In the data below, find each line containing the string "iqtisodiyotini" and return it.

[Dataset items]
◇ ◇ ◇ ◇
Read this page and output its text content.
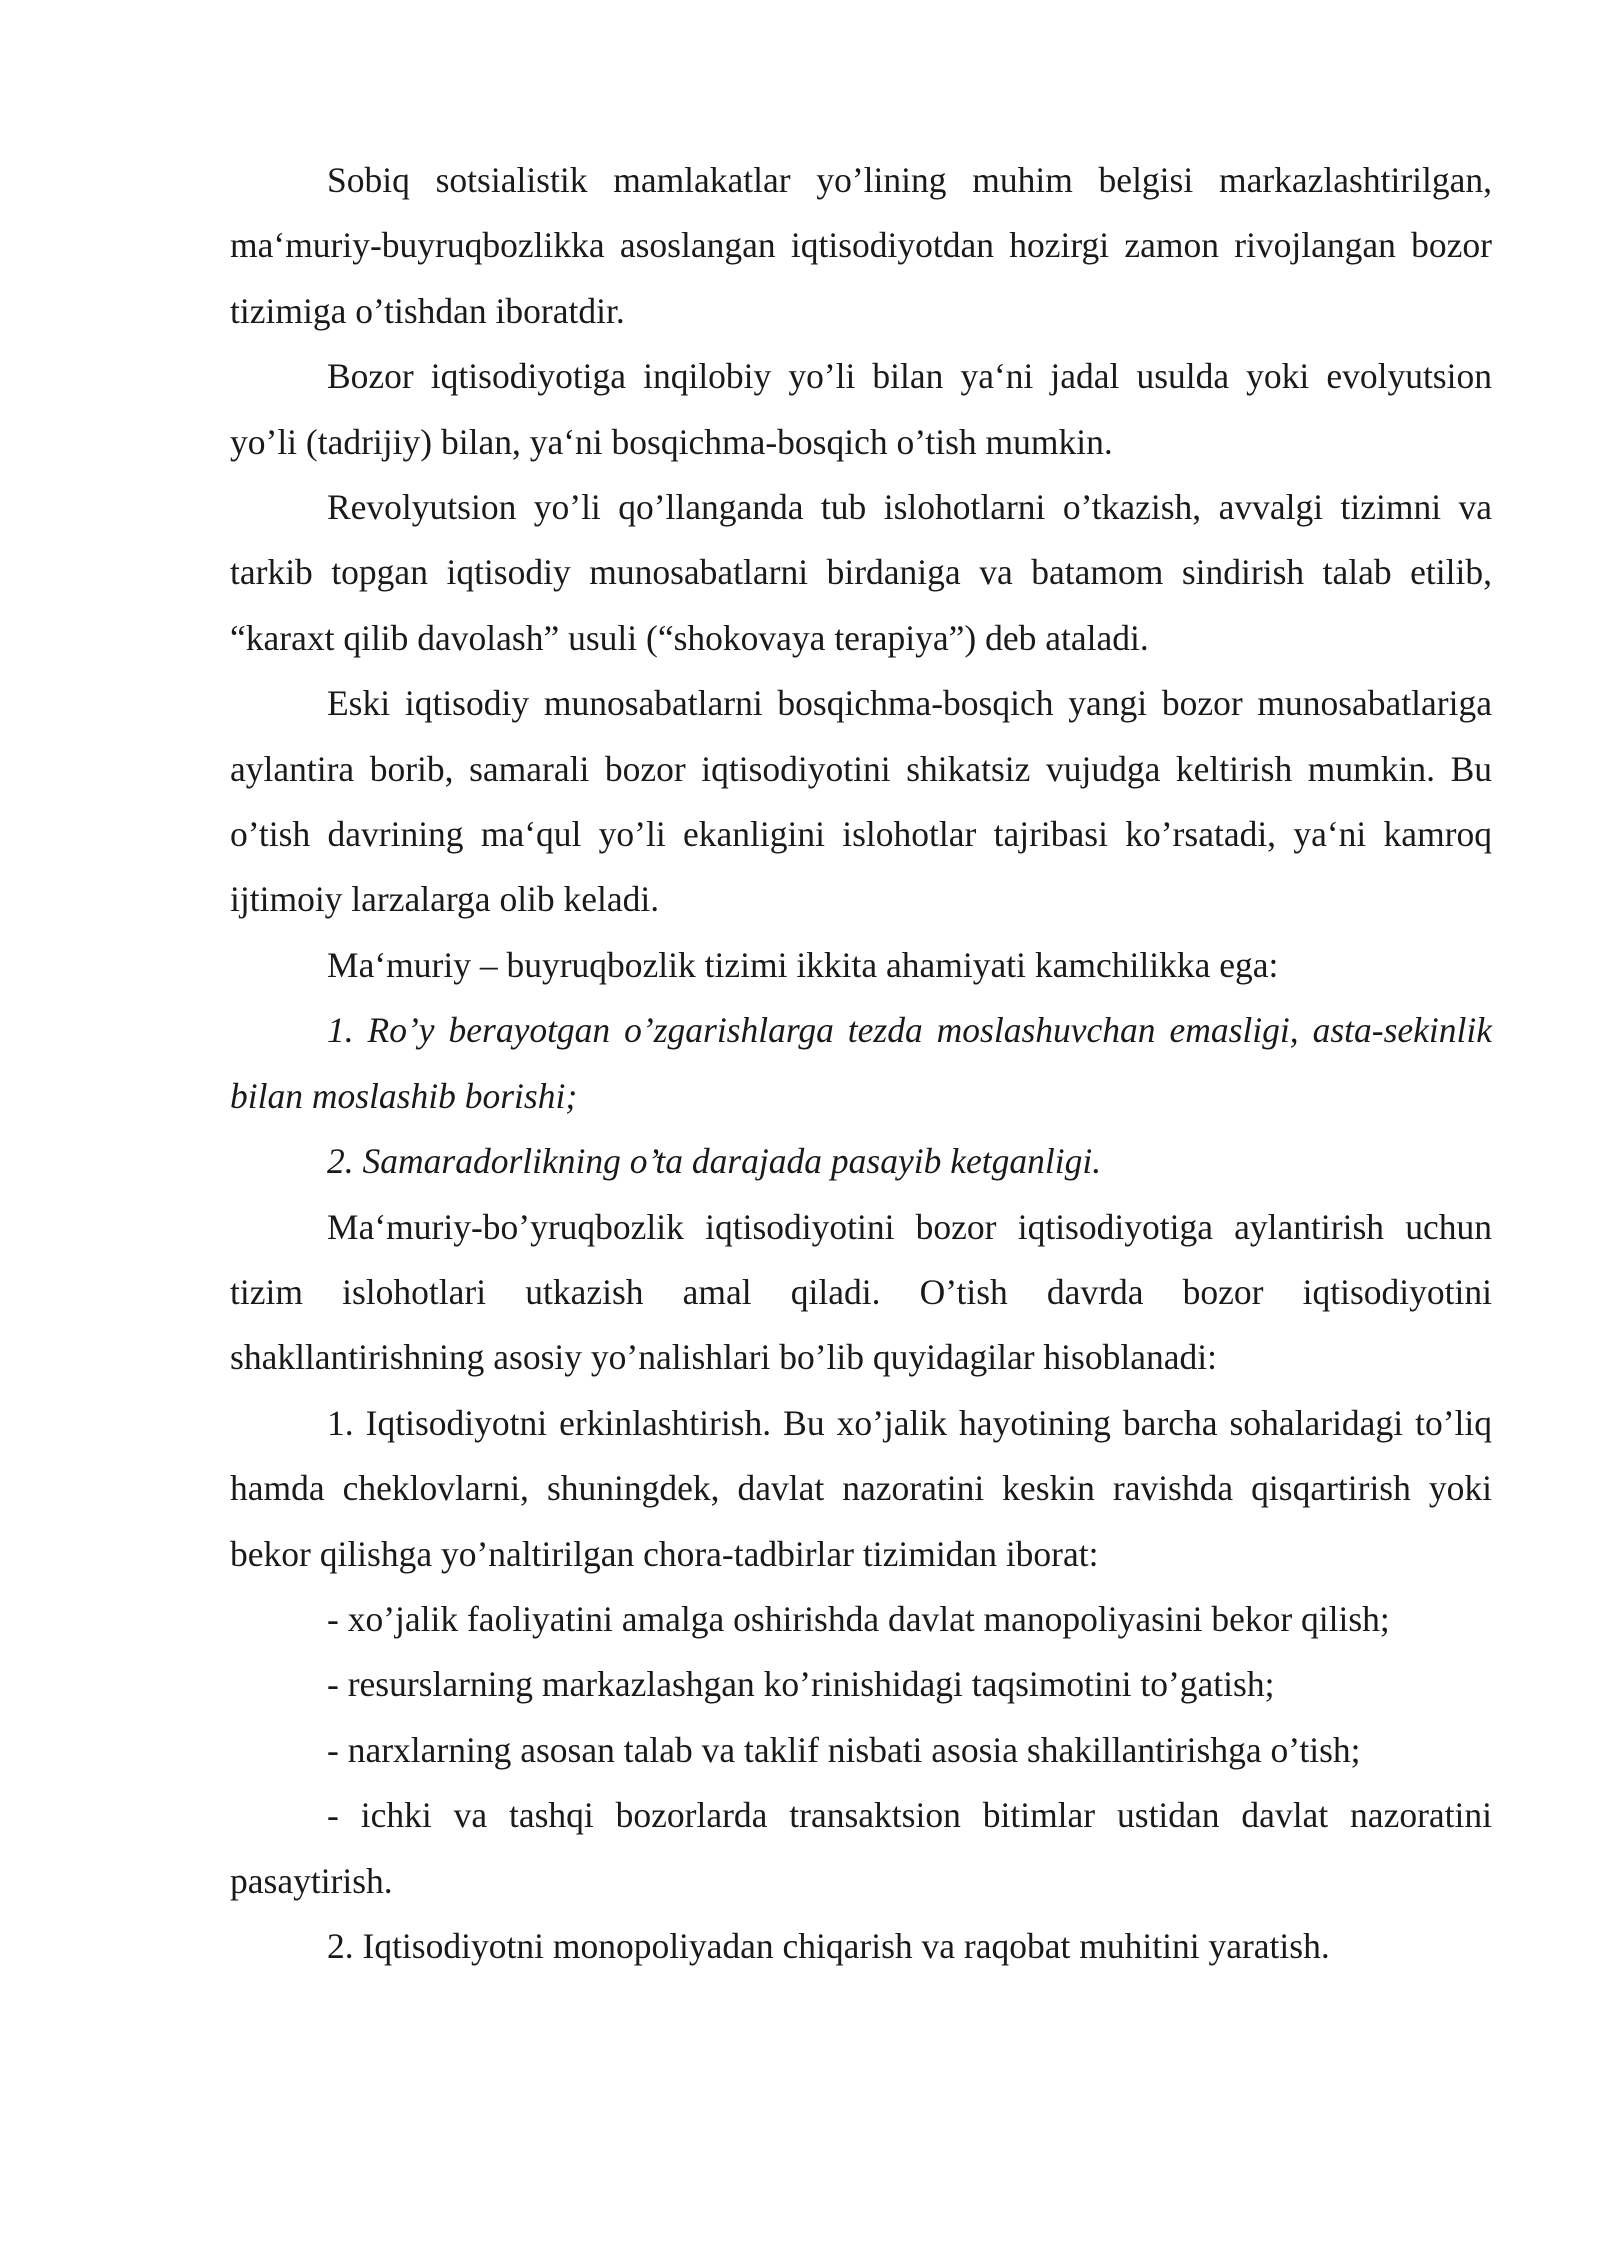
Sobiq sotsialistik mamlakatlar yo’lining muhim belgisi markazlashtirilgan, ma‘muriy-buyruqbozlikka asoslangan iqtisodiyotdan hozirgi zamon rivojlangan bozor tizimiga o’tishdan iboratdir.

Bozor iqtisodiyotiga inqilobiy yo’li bilan ya‘ni jadal usulda yoki evolyutsion yo’li (tadrijiy) bilan, ya‘ni bosqichma-bosqich o’tish mumkin.

Revolyutsion yo’li qo’llanganda tub islohotlarni o’tkazish, avvalgi tizimni va tarkib topgan iqtisodiy munosabatlarni birdaniga va batamom sindirish talab etilib, “karaxt qilib davolash” usuli (“shokovaya terapiya”) deb ataladi.

Eski iqtisodiy munosabatlarni bosqichma-bosqich yangi bozor munosabatlariga aylantira borib, samarali bozor iqtisodiyotini shikatsiz vujudga keltirish mumkin. Bu o’tish davrining ma‘qul yo’li ekanligini islohotlar tajribasi ko’rsatadi, ya‘ni kamroq ijtimoiy larzalarga olib keladi.

Ma‘muriy – buyruqbozlik tizimi ikkita ahamiyati kamchilikka ega:

1. Ro’y berayotgan o’zgarishlarga tezda moslashuvchan emasligi, asta-sekinlik bilan moslashib borishi;

2. Samaradorlikning o’ta darajada pasayib ketganligi.

Ma‘muriy-bo’yruqbozlik iqtisodiyotini bozor iqtisodiyotiga aylantirish uchun tizim islohotlari utkazish amal qiladi. O’tish davrda bozor iqtisodiyotini shakllantirishning asosiy yo’nalishlari bo’lib quyidagilar hisoblanadi:

1. Iqtisodiyotni erkinlashtirish. Bu xo’jalik hayotining barcha sohalaridagi to’liq hamda cheklovlarni, shuningdek, davlat nazoratini keskin ravishda qisqartirish yoki bekor qilishga yo’naltirilgan chora-tadbirlar tizimidan iborat:

- xo’jalik faoliyatini amalga oshirishda davlat manopoliyasini bekor qilish;

- resurslarning markazlashgan ko’rinishidagi taqsimotini to’gatish;

- narxlarning asosan talab va taklif nisbati asosia shakillantirishga o’tish;

- ichki va tashqi bozorlarda transaktsion bitimlar ustidan davlat nazoratini pasaytirish.

2. Iqtisodiyotni monopoliyadan chiqarish va raqobat muhitini yaratish.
◇ ◇ ◇ ◇
• _Solution to the problem_
Eski iqtisodiy munosabatlarni bosqichma-bosqich yangi bozor munosabatlariga aylantira borib, samarali bozor iqtisodiyotini shikatsiz vujudga keltirish mumkin. Bu o’tish davrining ma‘qul yo’li ekanligini islohotlar tajribasi ko’rsatadi, ya‘ni kamroq ijtimoiy larzalarga olib keladi.
Ma‘muriy-bo’yruqbozlik iqtisodiyotini bozor iqtisodiyotiga aylantirish uchun tizim islohotlari utkazish amal qiladi. O’tish davrda bozor iqtisodiyotini shakllantirishning asosiy yo’nalishlari bo’lib quyidagilar hisoblanadi:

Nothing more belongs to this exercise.